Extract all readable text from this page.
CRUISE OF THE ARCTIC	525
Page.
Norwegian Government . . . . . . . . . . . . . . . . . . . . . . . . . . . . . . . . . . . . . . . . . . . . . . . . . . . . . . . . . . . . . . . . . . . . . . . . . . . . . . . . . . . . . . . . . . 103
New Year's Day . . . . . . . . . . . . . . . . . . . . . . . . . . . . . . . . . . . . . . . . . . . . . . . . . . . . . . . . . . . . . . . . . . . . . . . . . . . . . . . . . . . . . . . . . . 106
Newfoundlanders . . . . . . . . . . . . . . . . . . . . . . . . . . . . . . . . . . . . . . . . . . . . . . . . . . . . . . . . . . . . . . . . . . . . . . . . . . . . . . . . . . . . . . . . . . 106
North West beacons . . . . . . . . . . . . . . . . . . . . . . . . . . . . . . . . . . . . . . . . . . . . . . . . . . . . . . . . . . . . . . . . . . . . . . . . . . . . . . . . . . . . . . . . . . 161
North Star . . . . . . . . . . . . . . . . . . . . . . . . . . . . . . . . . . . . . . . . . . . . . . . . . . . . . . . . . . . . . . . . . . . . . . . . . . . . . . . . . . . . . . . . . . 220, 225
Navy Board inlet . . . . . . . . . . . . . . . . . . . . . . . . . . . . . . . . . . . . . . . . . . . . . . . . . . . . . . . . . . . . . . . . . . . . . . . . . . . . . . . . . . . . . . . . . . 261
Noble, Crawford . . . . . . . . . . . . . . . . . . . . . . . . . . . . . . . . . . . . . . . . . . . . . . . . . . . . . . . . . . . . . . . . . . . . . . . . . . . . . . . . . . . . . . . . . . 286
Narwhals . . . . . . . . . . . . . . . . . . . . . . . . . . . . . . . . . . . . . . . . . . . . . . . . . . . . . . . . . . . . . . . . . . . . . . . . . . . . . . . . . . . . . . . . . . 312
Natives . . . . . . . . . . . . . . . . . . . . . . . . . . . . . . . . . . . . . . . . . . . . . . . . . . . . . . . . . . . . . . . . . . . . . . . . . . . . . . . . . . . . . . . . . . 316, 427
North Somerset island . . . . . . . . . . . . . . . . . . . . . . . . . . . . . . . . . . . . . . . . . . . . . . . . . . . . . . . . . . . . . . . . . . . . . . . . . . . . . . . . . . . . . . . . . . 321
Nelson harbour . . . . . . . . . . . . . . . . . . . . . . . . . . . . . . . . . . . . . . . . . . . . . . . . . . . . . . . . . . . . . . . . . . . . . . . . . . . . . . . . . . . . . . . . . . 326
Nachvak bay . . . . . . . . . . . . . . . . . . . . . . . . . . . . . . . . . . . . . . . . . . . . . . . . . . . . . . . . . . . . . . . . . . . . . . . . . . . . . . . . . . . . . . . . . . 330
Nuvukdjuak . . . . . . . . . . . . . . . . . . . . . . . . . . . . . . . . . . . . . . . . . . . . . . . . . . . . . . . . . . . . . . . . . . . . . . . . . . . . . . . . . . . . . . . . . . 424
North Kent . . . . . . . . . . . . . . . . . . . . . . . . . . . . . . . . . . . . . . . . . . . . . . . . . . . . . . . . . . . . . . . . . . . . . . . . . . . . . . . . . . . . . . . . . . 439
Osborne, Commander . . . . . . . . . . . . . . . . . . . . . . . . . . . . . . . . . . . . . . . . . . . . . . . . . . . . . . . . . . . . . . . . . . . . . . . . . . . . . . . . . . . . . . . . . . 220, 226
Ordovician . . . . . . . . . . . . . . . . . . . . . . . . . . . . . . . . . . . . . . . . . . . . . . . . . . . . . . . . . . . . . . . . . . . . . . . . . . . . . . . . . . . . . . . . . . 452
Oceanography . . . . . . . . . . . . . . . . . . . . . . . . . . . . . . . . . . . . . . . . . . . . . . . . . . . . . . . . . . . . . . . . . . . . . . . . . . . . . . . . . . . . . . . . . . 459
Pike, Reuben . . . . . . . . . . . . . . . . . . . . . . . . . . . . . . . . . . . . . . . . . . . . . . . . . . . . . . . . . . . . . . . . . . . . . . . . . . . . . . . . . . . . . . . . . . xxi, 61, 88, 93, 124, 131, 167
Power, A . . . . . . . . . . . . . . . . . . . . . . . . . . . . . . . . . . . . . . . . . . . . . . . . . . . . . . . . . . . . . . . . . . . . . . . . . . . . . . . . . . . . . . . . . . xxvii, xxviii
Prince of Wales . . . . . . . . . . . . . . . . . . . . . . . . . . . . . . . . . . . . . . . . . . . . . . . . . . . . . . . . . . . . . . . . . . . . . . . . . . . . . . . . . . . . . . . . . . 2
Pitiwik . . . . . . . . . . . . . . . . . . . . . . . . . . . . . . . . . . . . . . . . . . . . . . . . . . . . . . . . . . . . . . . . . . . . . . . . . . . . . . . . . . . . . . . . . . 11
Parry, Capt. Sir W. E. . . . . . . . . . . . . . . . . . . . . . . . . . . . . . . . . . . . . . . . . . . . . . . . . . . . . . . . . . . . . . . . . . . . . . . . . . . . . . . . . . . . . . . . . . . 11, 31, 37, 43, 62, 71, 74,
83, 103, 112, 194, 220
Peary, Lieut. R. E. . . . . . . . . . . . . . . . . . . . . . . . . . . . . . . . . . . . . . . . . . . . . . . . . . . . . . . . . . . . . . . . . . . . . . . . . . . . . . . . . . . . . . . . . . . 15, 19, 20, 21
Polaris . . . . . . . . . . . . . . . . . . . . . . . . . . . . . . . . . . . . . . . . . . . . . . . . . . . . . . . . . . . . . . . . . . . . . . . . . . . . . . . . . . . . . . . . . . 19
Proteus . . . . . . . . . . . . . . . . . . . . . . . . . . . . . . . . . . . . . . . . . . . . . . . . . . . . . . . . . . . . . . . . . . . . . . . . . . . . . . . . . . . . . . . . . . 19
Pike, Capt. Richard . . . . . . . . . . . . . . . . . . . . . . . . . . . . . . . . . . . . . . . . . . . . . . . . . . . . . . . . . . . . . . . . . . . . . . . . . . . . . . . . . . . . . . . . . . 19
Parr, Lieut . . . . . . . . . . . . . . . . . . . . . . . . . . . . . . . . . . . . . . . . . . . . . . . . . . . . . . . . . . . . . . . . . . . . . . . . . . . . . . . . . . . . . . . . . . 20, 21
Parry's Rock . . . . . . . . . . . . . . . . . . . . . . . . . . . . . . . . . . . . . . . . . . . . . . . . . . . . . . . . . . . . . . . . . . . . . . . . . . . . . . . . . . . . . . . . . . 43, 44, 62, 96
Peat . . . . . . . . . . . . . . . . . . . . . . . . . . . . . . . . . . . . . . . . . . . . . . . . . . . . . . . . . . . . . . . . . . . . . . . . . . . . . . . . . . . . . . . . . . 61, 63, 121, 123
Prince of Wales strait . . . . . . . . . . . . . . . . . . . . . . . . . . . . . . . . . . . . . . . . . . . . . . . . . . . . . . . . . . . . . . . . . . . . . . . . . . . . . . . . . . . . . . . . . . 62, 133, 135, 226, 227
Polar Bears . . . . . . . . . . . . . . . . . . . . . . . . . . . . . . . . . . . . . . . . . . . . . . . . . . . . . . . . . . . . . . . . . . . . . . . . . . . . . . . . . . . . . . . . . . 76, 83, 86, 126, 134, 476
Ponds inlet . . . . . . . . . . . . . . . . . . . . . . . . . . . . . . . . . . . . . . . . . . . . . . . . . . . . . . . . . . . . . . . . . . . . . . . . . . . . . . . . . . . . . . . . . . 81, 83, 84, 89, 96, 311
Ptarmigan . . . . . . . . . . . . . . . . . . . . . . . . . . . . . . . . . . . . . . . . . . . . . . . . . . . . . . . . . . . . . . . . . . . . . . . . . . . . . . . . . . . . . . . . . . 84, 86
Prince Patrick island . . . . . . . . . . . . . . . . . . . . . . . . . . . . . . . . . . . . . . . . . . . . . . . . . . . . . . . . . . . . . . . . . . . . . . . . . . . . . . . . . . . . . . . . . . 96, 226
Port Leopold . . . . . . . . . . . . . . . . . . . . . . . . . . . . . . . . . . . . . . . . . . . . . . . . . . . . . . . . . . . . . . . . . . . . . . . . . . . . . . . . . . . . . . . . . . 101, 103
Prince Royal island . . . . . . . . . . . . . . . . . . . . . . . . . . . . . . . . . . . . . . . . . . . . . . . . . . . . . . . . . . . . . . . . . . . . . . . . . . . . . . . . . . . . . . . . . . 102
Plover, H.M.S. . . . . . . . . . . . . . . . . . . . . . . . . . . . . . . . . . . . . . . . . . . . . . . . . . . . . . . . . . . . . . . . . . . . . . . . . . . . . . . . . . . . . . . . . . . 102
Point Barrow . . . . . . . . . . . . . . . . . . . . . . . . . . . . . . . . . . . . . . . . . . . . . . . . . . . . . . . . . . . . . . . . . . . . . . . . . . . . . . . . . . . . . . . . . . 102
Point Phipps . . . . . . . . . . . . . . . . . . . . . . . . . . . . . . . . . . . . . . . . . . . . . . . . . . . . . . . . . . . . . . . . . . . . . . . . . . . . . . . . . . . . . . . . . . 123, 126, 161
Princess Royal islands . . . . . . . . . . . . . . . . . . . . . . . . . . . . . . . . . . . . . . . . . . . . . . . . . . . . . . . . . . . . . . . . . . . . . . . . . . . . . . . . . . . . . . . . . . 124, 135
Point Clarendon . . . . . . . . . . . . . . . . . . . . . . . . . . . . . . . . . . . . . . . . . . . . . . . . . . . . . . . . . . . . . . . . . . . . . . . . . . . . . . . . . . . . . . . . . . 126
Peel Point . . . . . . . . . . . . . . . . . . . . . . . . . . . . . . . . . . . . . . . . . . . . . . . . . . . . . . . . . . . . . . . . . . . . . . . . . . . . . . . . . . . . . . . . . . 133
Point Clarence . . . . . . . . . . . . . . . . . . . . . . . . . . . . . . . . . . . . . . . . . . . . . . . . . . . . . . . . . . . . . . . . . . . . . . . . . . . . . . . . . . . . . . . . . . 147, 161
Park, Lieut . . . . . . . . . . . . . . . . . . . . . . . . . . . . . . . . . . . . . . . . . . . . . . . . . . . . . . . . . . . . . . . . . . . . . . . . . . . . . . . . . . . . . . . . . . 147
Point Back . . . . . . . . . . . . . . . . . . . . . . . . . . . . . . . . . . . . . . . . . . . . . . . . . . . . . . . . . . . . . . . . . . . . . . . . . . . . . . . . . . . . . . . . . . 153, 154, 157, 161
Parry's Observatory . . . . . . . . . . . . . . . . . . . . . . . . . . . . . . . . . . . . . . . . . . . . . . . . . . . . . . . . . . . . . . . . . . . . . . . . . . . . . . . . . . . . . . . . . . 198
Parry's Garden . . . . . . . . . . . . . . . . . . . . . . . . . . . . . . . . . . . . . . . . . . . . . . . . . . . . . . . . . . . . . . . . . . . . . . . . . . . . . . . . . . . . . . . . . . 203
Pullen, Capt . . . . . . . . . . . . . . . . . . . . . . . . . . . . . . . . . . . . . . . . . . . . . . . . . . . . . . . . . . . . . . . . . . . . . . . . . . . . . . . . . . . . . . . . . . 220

____

• [GOAL]: Scan the data above and copy every line with "inlet" in it.

• [ANSWER TO THIS TASK]:
Navy Board inlet . . . . . . . . . . . . . . . . . . . . . . . . . . . . . . . . . . . . . . . . . . . . . . . . . . . . . . . . . . . . . . . . . . . . . . . . . . . . . . . . . . . . . . . . . . 261
Ponds inlet . . . . . . . . . . . . . . . . . . . . . . . . . . . . . . . . . . . . . . . . . . . . . . . . . . . . . . . . . . . . . . . . . . . . . . . . . . . . . . . . . . . . . . . . . . 81, 83, 84, 89, 96, 311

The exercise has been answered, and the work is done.